--- START Task data ---

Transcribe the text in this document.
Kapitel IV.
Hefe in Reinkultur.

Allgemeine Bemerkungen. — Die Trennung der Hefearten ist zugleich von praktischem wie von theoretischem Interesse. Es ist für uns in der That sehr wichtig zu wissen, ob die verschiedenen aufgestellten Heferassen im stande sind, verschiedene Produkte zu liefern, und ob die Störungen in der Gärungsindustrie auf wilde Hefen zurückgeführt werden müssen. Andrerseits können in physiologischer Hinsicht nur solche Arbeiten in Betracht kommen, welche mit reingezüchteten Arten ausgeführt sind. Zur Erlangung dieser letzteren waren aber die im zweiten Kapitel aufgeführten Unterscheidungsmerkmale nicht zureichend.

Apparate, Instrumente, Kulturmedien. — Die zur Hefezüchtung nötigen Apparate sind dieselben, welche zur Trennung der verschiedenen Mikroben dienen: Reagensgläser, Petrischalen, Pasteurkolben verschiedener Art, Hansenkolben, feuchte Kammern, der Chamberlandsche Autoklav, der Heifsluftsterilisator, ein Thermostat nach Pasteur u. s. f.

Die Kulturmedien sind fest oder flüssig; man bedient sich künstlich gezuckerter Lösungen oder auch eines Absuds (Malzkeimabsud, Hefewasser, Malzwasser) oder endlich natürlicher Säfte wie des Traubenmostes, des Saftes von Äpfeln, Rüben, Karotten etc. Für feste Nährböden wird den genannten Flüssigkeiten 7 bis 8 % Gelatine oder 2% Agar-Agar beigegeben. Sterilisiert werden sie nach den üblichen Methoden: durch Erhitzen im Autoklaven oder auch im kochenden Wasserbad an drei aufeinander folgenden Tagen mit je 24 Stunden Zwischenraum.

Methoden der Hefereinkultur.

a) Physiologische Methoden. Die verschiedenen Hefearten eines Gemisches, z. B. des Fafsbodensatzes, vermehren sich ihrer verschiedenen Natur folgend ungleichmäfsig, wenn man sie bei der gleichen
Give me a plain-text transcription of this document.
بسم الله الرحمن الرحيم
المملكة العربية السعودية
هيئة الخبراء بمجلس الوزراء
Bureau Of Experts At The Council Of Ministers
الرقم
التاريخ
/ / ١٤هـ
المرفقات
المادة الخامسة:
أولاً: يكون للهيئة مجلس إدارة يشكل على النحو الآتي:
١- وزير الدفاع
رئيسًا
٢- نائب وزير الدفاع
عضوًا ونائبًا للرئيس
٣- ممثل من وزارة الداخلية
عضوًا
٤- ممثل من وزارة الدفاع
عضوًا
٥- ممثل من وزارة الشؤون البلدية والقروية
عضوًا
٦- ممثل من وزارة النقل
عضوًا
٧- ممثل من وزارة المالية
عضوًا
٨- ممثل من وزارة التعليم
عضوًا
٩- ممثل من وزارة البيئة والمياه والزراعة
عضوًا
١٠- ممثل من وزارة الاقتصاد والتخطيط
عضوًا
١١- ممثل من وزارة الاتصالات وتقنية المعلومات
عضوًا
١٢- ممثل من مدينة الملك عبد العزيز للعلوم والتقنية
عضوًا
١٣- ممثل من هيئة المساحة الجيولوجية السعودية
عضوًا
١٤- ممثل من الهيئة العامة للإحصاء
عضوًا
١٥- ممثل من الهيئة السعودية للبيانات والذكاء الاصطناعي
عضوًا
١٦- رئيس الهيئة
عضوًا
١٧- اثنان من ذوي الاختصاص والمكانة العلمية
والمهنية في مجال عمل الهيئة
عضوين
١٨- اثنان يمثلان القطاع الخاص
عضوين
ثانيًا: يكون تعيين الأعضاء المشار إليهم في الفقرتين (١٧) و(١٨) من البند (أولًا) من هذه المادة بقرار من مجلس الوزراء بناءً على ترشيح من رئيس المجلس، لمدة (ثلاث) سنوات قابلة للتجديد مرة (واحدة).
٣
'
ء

--- END Task data ---

Instructions for the task — Extract the full set of entries word for word.

Reply —
Transcribe the text in this document.
Kapitel IV.
Hefe in Reinkultur.

Allgemeine Bemerkungen. — Die Trennung der Hefearten ist zugleich von praktischem wie von theoretischem Interesse. Es ist für uns in der That sehr wichtig zu wissen, ob die verschiedenen aufgestellten Heferassen im stande sind, verschiedene Produkte zu liefern, und ob die Störungen in der Gärungsindustrie auf wilde Hefen zurückgeführt werden müssen. Andrerseits können in physiologischer Hinsicht nur solche Arbeiten in Betracht kommen, welche mit reingezüchteten Arten ausgeführt sind. Zur Erlangung dieser letzteren waren aber die im zweiten Kapitel aufgeführten Unterscheidungsmerkmale nicht zureichend.

Apparate, Instrumente, Kulturmedien. — Die zur Hefezüchtung nötigen Apparate sind dieselben, welche zur Trennung der verschiedenen Mikroben dienen: Reagensgläser, Petrischalen, Pasteurkolben verschiedener Art, Hansenkolben, feuchte Kammern, der Chamberlandsche Autoklav, der Heifsluftsterilisator, ein Thermostat nach Pasteur u. s. f.

Die Kulturmedien sind fest oder flüssig; man bedient sich künstlich gezuckerter Lösungen oder auch eines Absuds (Malzkeimabsud, Hefewasser, Malzwasser) oder endlich natürlicher Säfte wie des Traubenmostes, des Saftes von Äpfeln, Rüben, Karotten etc. Für feste Nährböden wird den genannten Flüssigkeiten 7 bis 8 % Gelatine oder 2% Agar-Agar beigegeben. Sterilisiert werden sie nach den üblichen Methoden: durch Erhitzen im Autoklaven oder auch im kochenden Wasserbad an drei aufeinander folgenden Tagen mit je 24 Stunden Zwischenraum.

Methoden der Hefereinkultur.

a) Physiologische Methoden. Die verschiedenen Hefearten eines Gemisches, z. B. des Fafsbodensatzes, vermehren sich ihrer verschiedenen Natur folgend ungleichmäfsig, wenn man sie bei der gleichen
Give me a plain-text transcription of this document.
بسم الله الرحمن الرحيم
المملكة العربية السعودية
هيئة الخبراء بمجلس الوزراء
Bureau Of Experts At The Council Of Ministers
الرقم
التاريخ
/ / ١٤هـ
المرفقات
المادة الخامسة:
أولاً: يكون للهيئة مجلس إدارة يشكل على النحو الآتي:
١- وزير الدفاع
رئيسًا
٢- نائب وزير الدفاع
عضوًا ونائبًا للرئيس
٣- ممثل من وزارة الداخلية
عضوًا
٤- ممثل من وزارة الدفاع
عضوًا
٥- ممثل من وزارة الشؤون البلدية والقروية
عضوًا
٦- ممثل من وزارة النقل
عضوًا
٧- ممثل من وزارة المالية
عضوًا
٨- ممثل من وزارة التعليم
عضوًا
٩- ممثل من وزارة البيئة والمياه والزراعة
عضوًا
١٠- ممثل من وزارة الاقتصاد والتخطيط
عضوًا
١١- ممثل من وزارة الاتصالات وتقنية المعلومات
عضوًا
١٢- ممثل من مدينة الملك عبد العزيز للعلوم والتقنية
عضوًا
١٣- ممثل من هيئة المساحة الجيولوجية السعودية
عضوًا
١٤- ممثل من الهيئة العامة للإحصاء
عضوًا
١٥- ممثل من الهيئة السعودية للبيانات والذكاء الاصطناعي
عضوًا
١٦- رئيس الهيئة
عضوًا
١٧- اثنان من ذوي الاختصاص والمكانة العلمية
والمهنية في مجال عمل الهيئة
عضوين
١٨- اثنان يمثلان القطاع الخاص
عضوين
ثانيًا: يكون تعيين الأعضاء المشار إليهم في الفقرتين (١٧) و(١٨) من البند (أولًا) من هذه المادة بقرار من مجلس الوزراء بناءً على ترشيح من رئيس المجلس، لمدة (ثلاث) سنوات قابلة للتجديد مرة (واحدة).
٣
'
ء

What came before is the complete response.